Task objective —
Skip the pictures. Copy all the rest of the records down exactly.

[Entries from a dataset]
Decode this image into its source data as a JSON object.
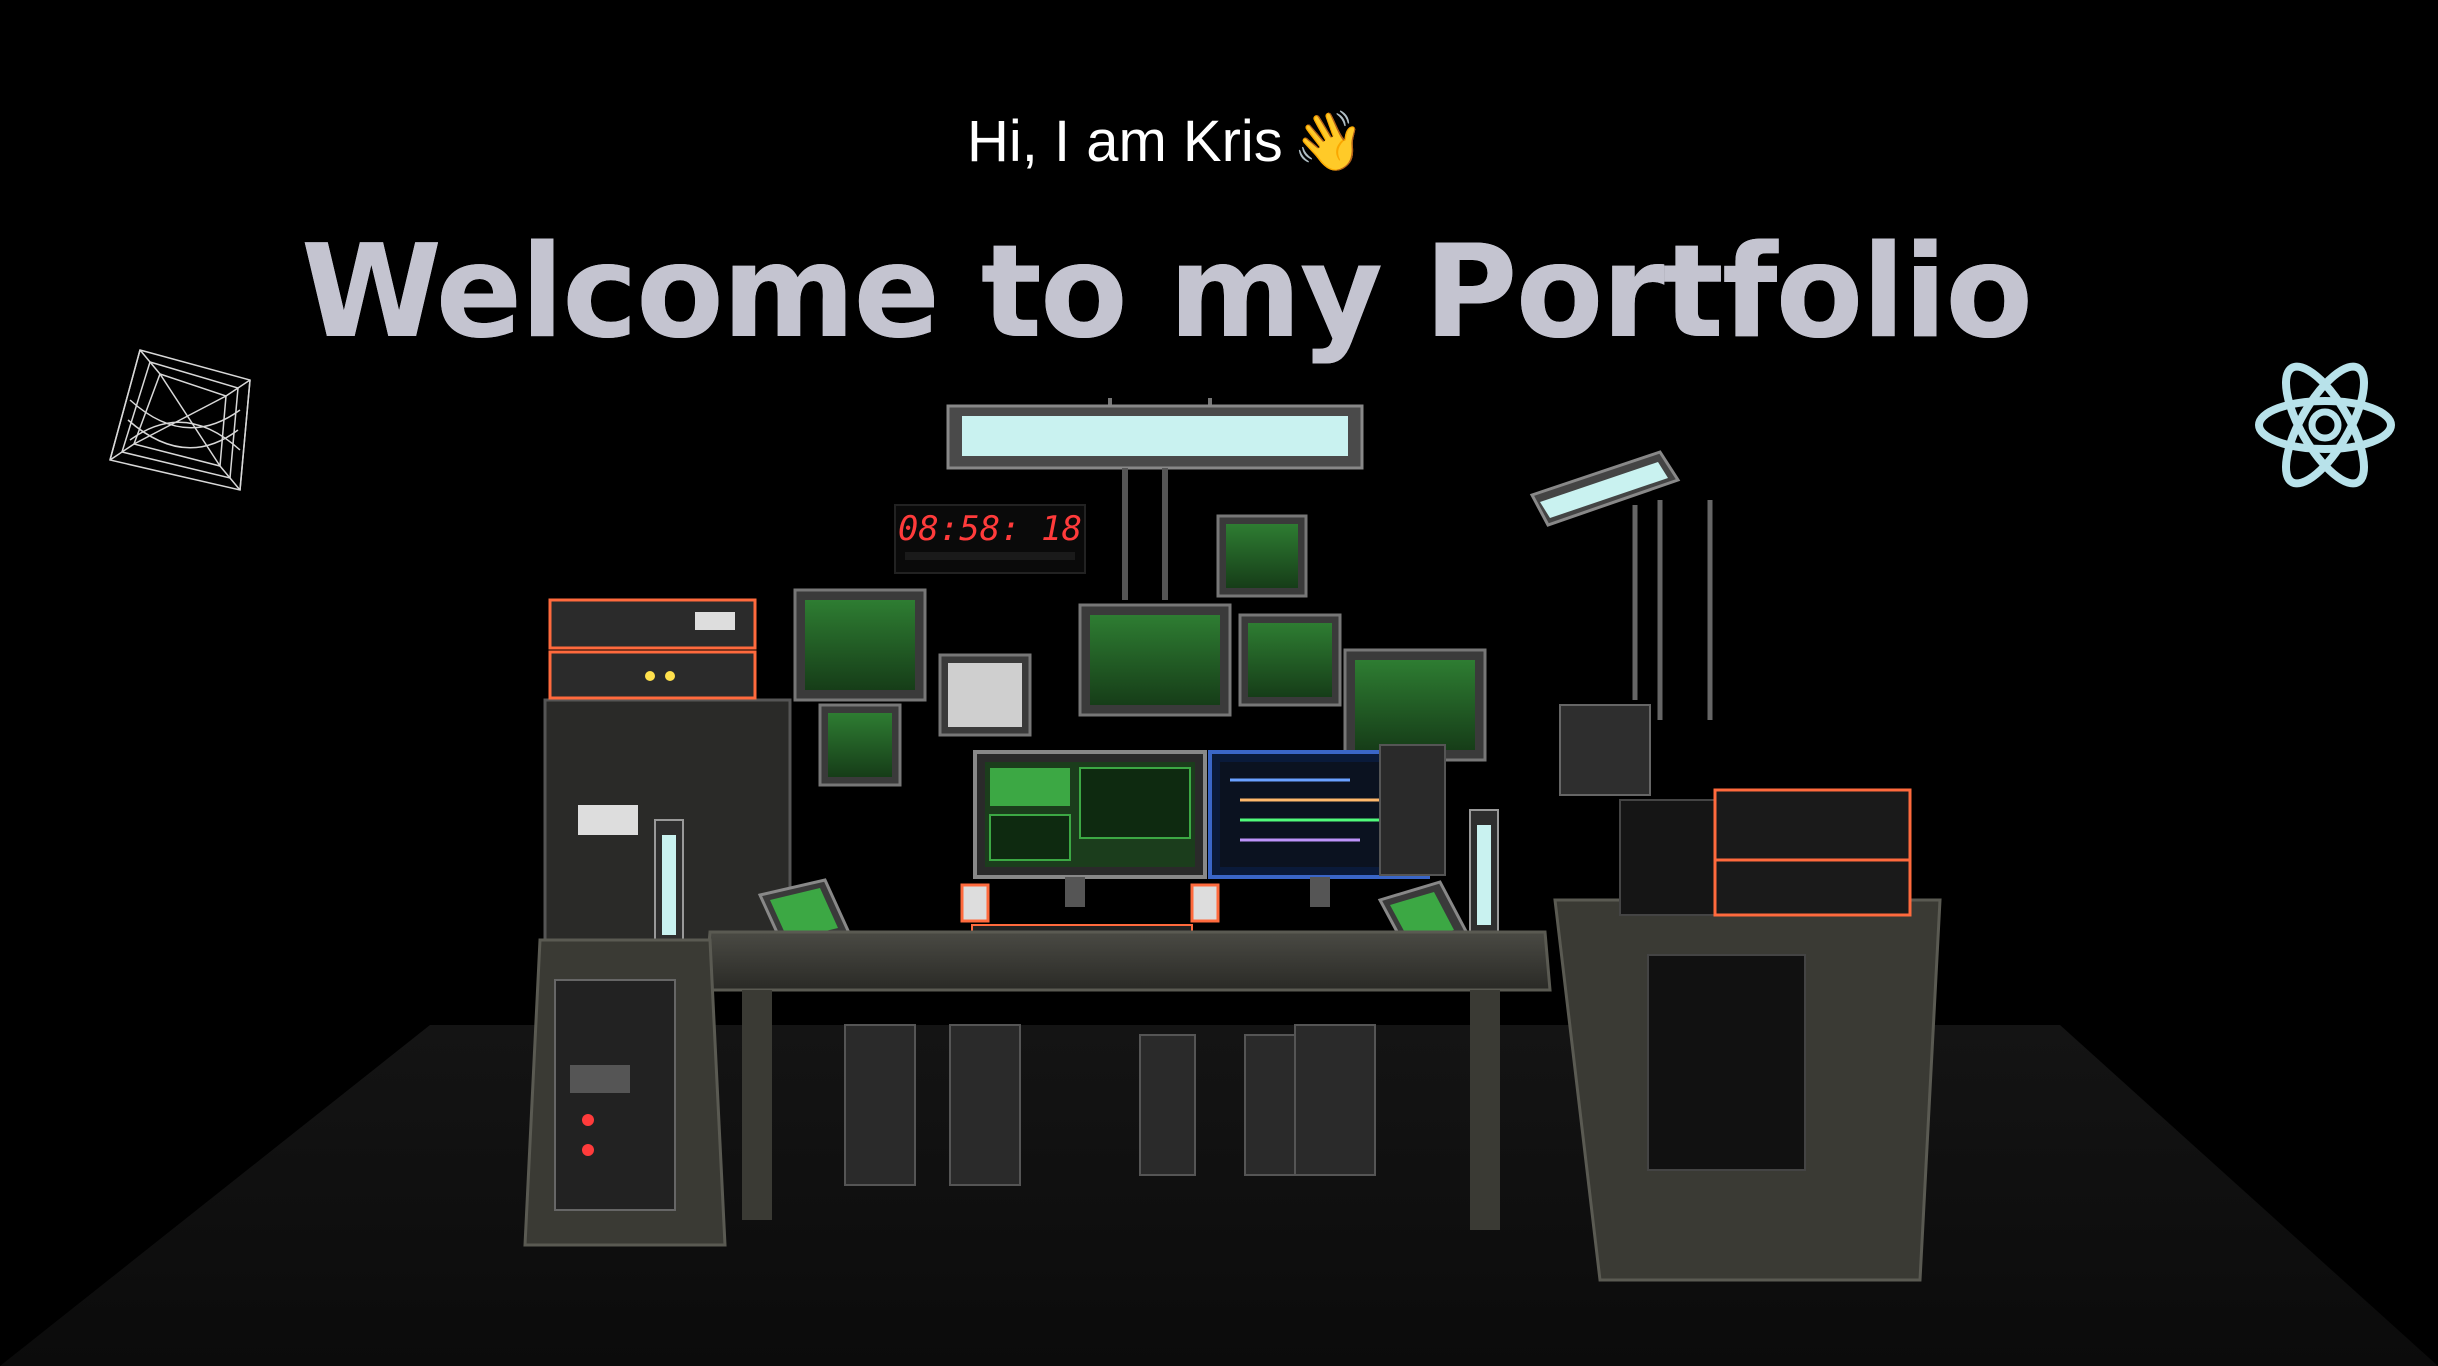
{
  "hero": {
    "greeting": "Hi, I am Kris",
    "wave_emoji": "👋",
    "title": "Welcome to my Portfolio"
  },
  "scene": {
    "clock_display": "08:58: 18",
    "floating_icons": [
      "wireframe-cube-icon",
      "react-logo-icon"
    ],
    "colors": {
      "background": "#000000",
      "title": "#c5c5d3",
      "screen_green": "#39d353",
      "react_blue": "#b8e2ea",
      "clock_red": "#ff3b3b"
    }
  }
}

Written answer —
Decode this image into its source data as a JSON object.
{
  "hero": {
    "greeting": "Hi, I am Kris",
    "wave_emoji": "👋",
    "title": "Welcome to my Portfolio"
  },
  "scene": {
    "clock_display": "08:58: 18",
    "floating_icons": [
      "wireframe-cube-icon",
      "react-logo-icon"
    ],
    "colors": {
      "background": "#000000",
      "title": "#c5c5d3",
      "screen_green": "#39d353",
      "react_blue": "#b8e2ea",
      "clock_red": "#ff3b3b"
    }
  }
}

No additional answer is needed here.